Directions: Find each line with the word "name" and copy it.

Information supplied:
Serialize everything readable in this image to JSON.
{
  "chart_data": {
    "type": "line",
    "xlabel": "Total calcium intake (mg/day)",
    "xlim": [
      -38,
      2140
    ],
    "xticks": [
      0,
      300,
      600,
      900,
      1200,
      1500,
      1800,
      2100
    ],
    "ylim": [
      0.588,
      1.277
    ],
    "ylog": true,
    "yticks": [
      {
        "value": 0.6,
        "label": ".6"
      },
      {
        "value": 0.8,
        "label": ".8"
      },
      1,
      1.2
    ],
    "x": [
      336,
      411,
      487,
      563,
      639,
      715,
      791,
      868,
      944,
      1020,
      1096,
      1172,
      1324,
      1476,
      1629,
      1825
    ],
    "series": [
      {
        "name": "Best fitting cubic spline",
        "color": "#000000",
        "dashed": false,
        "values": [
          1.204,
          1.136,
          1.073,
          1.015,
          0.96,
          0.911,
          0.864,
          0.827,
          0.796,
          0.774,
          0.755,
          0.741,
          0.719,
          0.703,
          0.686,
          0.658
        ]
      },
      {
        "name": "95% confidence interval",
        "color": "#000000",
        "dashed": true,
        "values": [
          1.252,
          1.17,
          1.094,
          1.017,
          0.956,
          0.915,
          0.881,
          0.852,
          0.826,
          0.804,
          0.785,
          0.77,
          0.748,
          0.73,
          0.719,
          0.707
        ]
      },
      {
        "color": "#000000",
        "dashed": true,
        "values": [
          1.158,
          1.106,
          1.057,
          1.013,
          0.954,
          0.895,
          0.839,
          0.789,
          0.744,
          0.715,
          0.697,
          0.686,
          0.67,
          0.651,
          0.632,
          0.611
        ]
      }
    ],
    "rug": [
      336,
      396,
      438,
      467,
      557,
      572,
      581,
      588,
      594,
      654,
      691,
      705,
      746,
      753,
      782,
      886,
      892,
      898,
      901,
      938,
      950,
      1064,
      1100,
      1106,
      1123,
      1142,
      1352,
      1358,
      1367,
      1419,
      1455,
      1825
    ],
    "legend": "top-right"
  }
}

Problem solution:
        "name": "Best fitting cubic spline",
        "name": "95% confidence interval",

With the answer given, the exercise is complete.